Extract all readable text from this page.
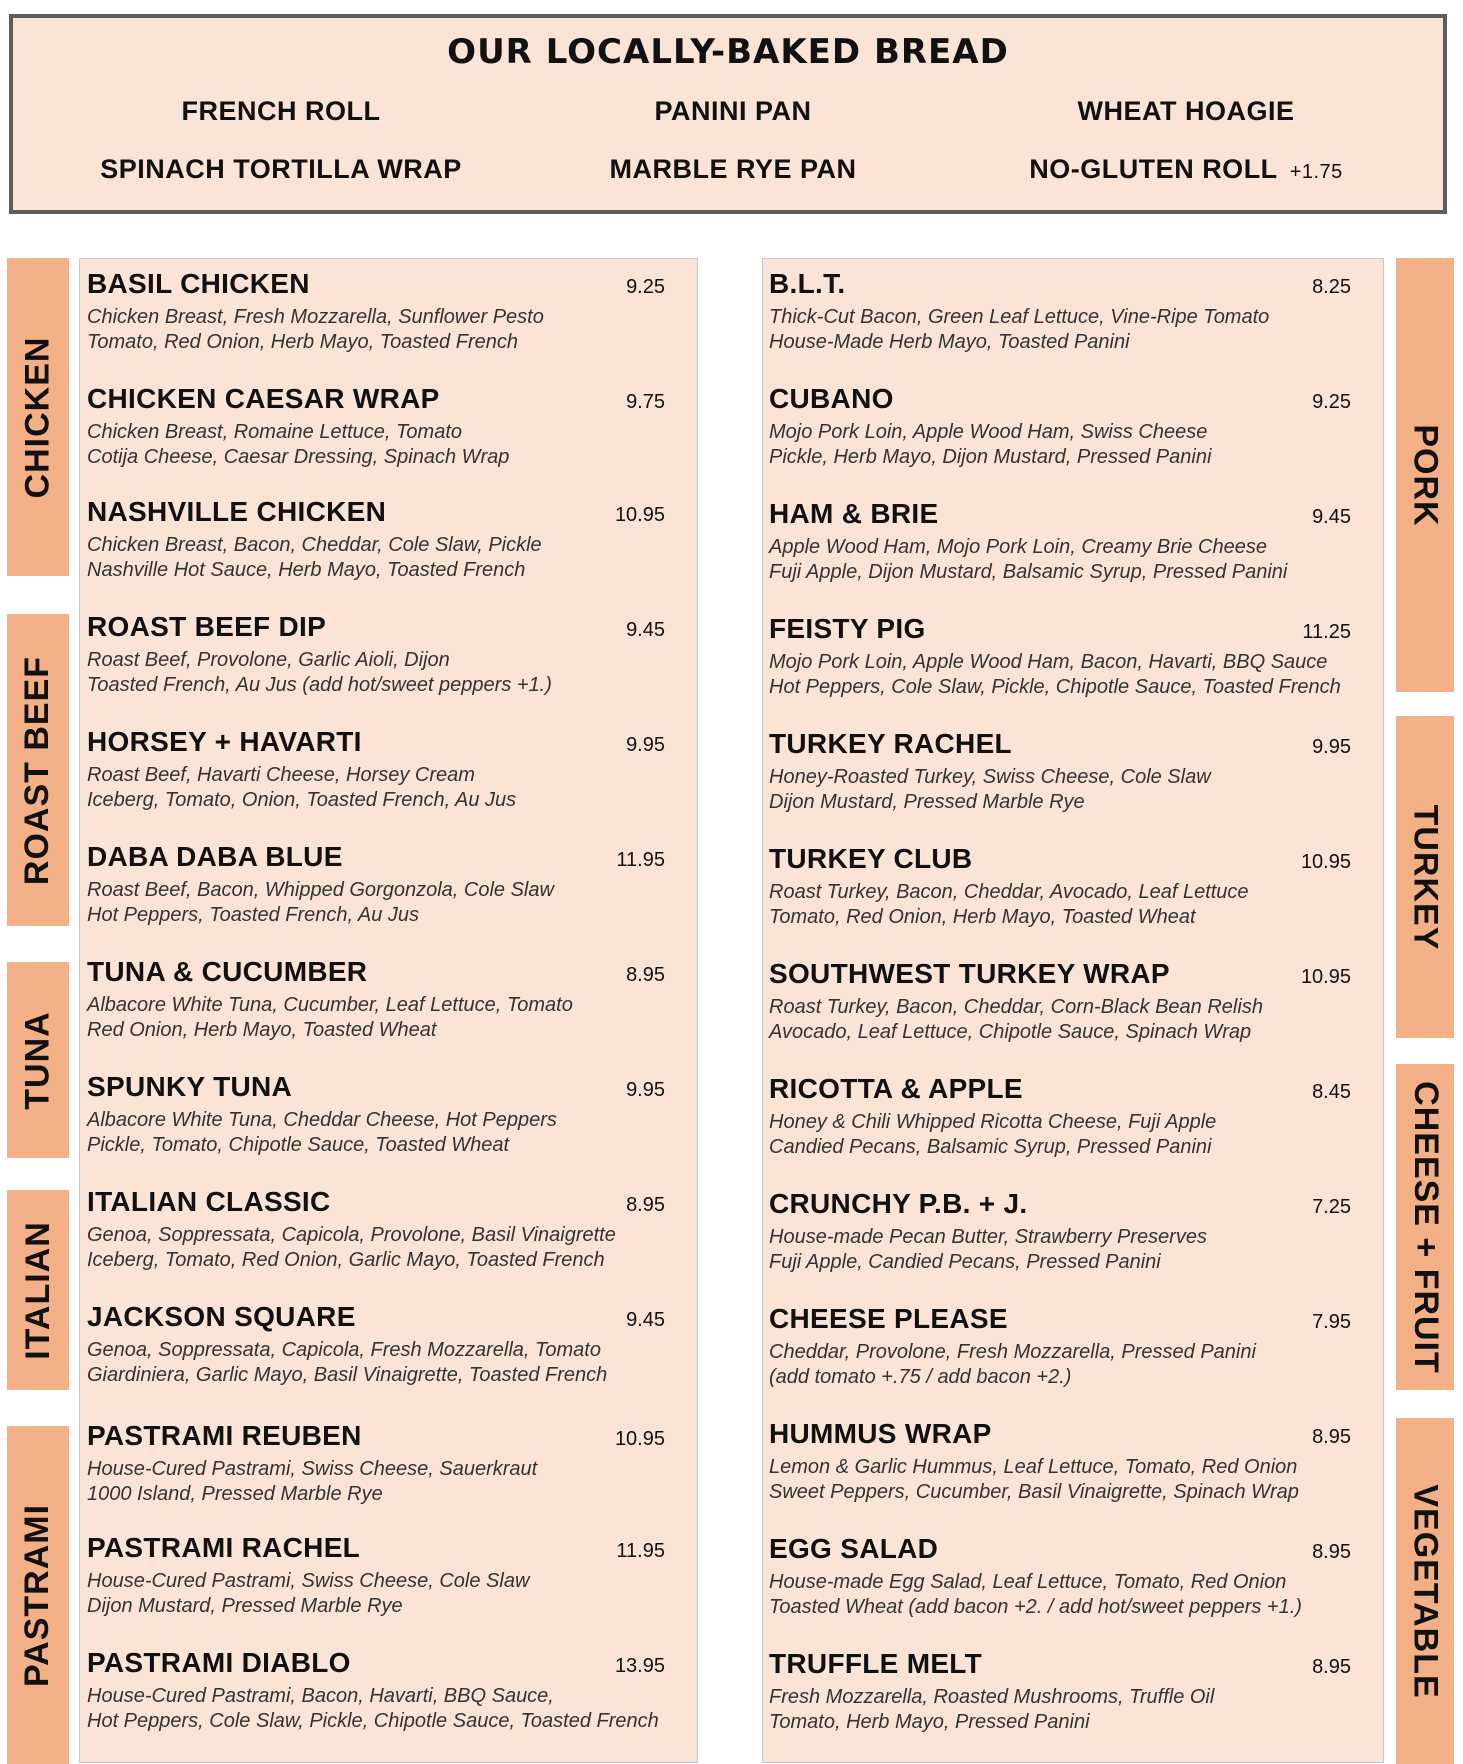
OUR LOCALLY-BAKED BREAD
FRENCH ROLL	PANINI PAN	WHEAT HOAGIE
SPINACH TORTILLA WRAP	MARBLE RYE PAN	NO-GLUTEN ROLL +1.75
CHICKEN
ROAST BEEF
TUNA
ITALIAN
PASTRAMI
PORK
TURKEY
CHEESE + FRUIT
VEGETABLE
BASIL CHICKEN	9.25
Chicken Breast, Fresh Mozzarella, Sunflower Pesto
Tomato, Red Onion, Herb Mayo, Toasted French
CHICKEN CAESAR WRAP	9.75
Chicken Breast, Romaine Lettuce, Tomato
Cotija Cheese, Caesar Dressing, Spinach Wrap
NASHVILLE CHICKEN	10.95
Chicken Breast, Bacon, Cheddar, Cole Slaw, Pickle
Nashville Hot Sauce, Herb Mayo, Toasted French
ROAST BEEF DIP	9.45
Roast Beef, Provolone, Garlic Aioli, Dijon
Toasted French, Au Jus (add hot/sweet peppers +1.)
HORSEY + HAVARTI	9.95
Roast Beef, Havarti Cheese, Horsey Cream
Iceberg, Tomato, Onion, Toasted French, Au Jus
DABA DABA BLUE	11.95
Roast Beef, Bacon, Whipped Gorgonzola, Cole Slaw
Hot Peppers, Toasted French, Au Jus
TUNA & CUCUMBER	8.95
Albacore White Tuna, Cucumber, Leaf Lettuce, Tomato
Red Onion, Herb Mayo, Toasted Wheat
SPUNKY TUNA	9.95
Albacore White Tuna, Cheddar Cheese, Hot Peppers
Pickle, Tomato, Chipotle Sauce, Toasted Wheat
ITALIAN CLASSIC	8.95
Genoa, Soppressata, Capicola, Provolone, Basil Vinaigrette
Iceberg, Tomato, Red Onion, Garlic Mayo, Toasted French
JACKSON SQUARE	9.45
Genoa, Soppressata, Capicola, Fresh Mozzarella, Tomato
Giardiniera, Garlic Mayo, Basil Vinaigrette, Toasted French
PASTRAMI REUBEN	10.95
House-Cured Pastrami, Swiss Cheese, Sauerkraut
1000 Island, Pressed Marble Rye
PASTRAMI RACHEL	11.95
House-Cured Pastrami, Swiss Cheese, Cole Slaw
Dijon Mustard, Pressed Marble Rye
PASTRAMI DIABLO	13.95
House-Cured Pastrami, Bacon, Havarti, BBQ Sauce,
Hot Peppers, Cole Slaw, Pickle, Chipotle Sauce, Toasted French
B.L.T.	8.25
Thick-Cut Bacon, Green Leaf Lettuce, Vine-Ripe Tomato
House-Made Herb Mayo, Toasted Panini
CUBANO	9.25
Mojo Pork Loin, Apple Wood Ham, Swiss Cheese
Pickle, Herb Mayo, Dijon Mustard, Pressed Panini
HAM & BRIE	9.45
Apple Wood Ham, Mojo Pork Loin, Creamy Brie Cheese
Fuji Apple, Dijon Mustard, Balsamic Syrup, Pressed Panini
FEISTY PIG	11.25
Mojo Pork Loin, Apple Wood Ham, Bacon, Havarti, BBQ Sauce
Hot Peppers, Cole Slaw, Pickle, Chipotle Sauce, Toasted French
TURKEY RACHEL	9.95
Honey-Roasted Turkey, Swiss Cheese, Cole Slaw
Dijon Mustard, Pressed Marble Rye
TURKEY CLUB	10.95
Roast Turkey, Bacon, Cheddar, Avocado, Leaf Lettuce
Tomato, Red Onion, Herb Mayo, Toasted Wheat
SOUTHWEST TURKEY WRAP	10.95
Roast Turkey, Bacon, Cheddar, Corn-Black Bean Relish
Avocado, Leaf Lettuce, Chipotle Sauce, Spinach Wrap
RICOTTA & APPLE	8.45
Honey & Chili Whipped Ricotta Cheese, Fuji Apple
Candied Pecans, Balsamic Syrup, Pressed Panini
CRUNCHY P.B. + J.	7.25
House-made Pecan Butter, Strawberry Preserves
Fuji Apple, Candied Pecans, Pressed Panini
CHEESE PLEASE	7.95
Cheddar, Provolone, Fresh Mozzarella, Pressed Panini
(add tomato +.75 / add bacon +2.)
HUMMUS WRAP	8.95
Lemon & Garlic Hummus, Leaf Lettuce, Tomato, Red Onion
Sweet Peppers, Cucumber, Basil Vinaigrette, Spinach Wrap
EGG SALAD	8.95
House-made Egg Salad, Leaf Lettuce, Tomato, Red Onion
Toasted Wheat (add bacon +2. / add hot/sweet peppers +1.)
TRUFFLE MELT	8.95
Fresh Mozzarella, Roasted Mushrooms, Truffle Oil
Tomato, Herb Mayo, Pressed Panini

■ **Objective**:
Extract every line that has the string "Loin" in it.

■ **Task output**:
Mojo Pork Loin, Apple Wood Ham, Swiss Cheese
Apple Wood Ham, Mojo Pork Loin, Creamy Brie Cheese
Mojo Pork Loin, Apple Wood Ham, Bacon, Havarti, BBQ Sauce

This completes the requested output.